- [Short task] Skip the pictures and repeat each line of the data exactly.

- [Data]

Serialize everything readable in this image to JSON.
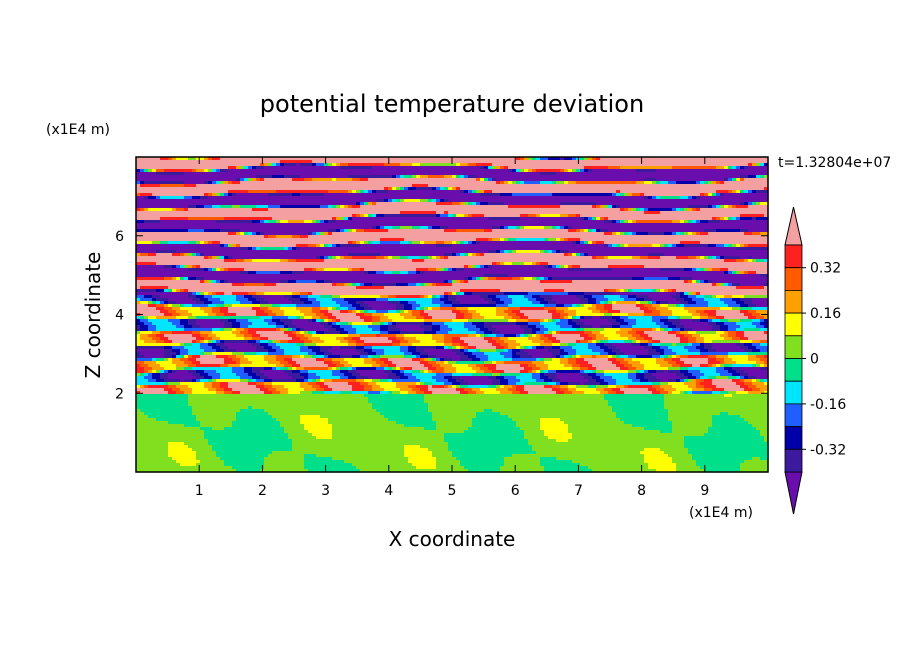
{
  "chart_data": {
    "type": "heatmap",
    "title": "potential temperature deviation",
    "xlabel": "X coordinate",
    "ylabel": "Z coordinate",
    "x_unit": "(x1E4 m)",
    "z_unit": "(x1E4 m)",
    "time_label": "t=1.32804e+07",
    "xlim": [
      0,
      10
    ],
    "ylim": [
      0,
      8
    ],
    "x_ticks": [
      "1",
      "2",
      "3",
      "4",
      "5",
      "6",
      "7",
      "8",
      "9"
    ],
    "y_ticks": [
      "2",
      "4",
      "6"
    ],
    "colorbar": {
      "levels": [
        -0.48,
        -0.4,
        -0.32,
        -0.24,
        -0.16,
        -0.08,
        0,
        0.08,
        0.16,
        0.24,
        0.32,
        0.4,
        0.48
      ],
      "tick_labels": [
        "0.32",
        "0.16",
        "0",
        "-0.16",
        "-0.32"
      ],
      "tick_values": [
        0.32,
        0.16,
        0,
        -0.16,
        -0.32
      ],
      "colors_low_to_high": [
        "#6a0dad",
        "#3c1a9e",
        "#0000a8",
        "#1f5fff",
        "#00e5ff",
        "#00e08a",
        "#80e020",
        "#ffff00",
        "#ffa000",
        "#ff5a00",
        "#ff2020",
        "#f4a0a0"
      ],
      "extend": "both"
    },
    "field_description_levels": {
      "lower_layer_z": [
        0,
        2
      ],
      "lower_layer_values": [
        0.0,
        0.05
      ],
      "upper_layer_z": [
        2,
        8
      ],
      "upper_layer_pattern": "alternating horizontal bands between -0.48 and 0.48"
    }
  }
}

- [Response]
Serialize everything readable in this image to JSON.
{
  "chart_data": {
    "type": "heatmap",
    "title": "potential temperature deviation",
    "xlabel": "X coordinate",
    "ylabel": "Z coordinate",
    "x_unit": "(x1E4 m)",
    "z_unit": "(x1E4 m)",
    "time_label": "t=1.32804e+07",
    "xlim": [
      0,
      10
    ],
    "ylim": [
      0,
      8
    ],
    "x_ticks": [
      "1",
      "2",
      "3",
      "4",
      "5",
      "6",
      "7",
      "8",
      "9"
    ],
    "y_ticks": [
      "2",
      "4",
      "6"
    ],
    "colorbar": {
      "levels": [
        -0.48,
        -0.4,
        -0.32,
        -0.24,
        -0.16,
        -0.08,
        0,
        0.08,
        0.16,
        0.24,
        0.32,
        0.4,
        0.48
      ],
      "tick_labels": [
        "0.32",
        "0.16",
        "0",
        "-0.16",
        "-0.32"
      ],
      "tick_values": [
        0.32,
        0.16,
        0,
        -0.16,
        -0.32
      ],
      "colors_low_to_high": [
        "#6a0dad",
        "#3c1a9e",
        "#0000a8",
        "#1f5fff",
        "#00e5ff",
        "#00e08a",
        "#80e020",
        "#ffff00",
        "#ffa000",
        "#ff5a00",
        "#ff2020",
        "#f4a0a0"
      ],
      "extend": "both"
    },
    "field_description_levels": {
      "lower_layer_z": [
        0,
        2
      ],
      "lower_layer_values": [
        0.0,
        0.05
      ],
      "upper_layer_z": [
        2,
        8
      ],
      "upper_layer_pattern": "alternating horizontal bands between -0.48 and 0.48"
    }
  }
}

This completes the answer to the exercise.